>> START INPUT MATERIAL

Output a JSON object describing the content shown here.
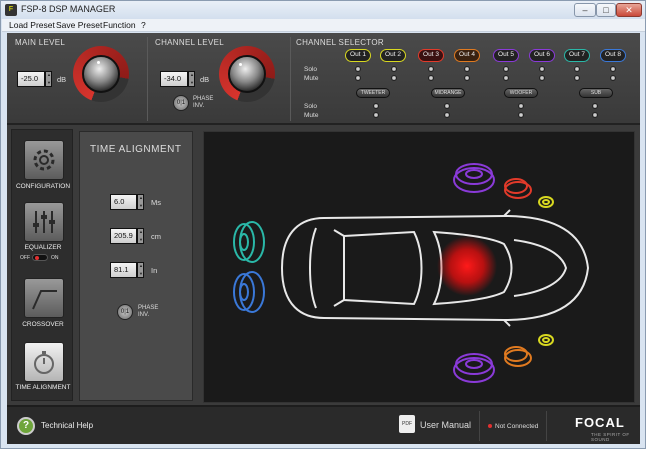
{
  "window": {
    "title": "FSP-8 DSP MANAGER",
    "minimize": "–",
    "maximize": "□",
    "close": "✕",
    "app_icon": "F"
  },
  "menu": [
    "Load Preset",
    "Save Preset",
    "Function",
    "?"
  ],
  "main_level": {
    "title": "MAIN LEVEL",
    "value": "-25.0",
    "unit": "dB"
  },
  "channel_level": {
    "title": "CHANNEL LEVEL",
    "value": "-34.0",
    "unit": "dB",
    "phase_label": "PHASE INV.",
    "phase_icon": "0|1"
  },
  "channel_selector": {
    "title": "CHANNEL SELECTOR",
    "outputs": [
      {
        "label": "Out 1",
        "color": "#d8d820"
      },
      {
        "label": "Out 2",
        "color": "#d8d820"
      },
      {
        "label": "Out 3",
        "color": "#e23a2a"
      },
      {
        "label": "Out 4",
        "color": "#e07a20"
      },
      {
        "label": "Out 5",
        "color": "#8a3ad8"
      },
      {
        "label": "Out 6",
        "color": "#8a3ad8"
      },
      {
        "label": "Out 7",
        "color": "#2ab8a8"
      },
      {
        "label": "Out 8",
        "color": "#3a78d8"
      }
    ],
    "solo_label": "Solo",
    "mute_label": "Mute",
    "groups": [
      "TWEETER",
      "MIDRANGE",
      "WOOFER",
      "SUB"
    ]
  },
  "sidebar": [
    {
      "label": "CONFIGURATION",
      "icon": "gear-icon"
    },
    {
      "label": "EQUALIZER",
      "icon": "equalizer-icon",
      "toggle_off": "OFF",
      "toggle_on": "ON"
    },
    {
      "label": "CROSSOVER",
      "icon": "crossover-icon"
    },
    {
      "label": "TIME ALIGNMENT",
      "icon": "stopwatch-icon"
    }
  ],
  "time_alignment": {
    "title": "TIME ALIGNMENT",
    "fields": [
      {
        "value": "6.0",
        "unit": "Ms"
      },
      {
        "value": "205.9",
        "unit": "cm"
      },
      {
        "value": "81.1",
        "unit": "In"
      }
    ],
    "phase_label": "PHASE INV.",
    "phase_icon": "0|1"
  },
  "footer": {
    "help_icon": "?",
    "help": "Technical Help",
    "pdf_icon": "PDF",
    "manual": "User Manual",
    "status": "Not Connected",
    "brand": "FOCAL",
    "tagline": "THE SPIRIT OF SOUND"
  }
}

>> END INPUT MATERIAL

#### PROBLEM DETAILS
Without the pictures, write out all of the material exactly.

#### RESPONSE
Output a JSON object describing the content shown here.
{
  "window": {
    "title": "FSP-8 DSP MANAGER",
    "minimize": "–",
    "maximize": "□",
    "close": "✕",
    "app_icon": "F"
  },
  "menu": [
    "Load Preset",
    "Save Preset",
    "Function",
    "?"
  ],
  "main_level": {
    "title": "MAIN LEVEL",
    "value": "-25.0",
    "unit": "dB"
  },
  "channel_level": {
    "title": "CHANNEL LEVEL",
    "value": "-34.0",
    "unit": "dB",
    "phase_label": "PHASE INV.",
    "phase_icon": "0|1"
  },
  "channel_selector": {
    "title": "CHANNEL SELECTOR",
    "outputs": [
      {
        "label": "Out 1",
        "color": "#d8d820"
      },
      {
        "label": "Out 2",
        "color": "#d8d820"
      },
      {
        "label": "Out 3",
        "color": "#e23a2a"
      },
      {
        "label": "Out 4",
        "color": "#e07a20"
      },
      {
        "label": "Out 5",
        "color": "#8a3ad8"
      },
      {
        "label": "Out 6",
        "color": "#8a3ad8"
      },
      {
        "label": "Out 7",
        "color": "#2ab8a8"
      },
      {
        "label": "Out 8",
        "color": "#3a78d8"
      }
    ],
    "solo_label": "Solo",
    "mute_label": "Mute",
    "groups": [
      "TWEETER",
      "MIDRANGE",
      "WOOFER",
      "SUB"
    ]
  },
  "sidebar": [
    {
      "label": "CONFIGURATION",
      "icon": "gear-icon"
    },
    {
      "label": "EQUALIZER",
      "icon": "equalizer-icon",
      "toggle_off": "OFF",
      "toggle_on": "ON"
    },
    {
      "label": "CROSSOVER",
      "icon": "crossover-icon"
    },
    {
      "label": "TIME ALIGNMENT",
      "icon": "stopwatch-icon"
    }
  ],
  "time_alignment": {
    "title": "TIME ALIGNMENT",
    "fields": [
      {
        "value": "6.0",
        "unit": "Ms"
      },
      {
        "value": "205.9",
        "unit": "cm"
      },
      {
        "value": "81.1",
        "unit": "In"
      }
    ],
    "phase_label": "PHASE INV.",
    "phase_icon": "0|1"
  },
  "footer": {
    "help_icon": "?",
    "help": "Technical Help",
    "pdf_icon": "PDF",
    "manual": "User Manual",
    "status": "Not Connected",
    "brand": "FOCAL",
    "tagline": "THE SPIRIT OF SOUND"
  }
}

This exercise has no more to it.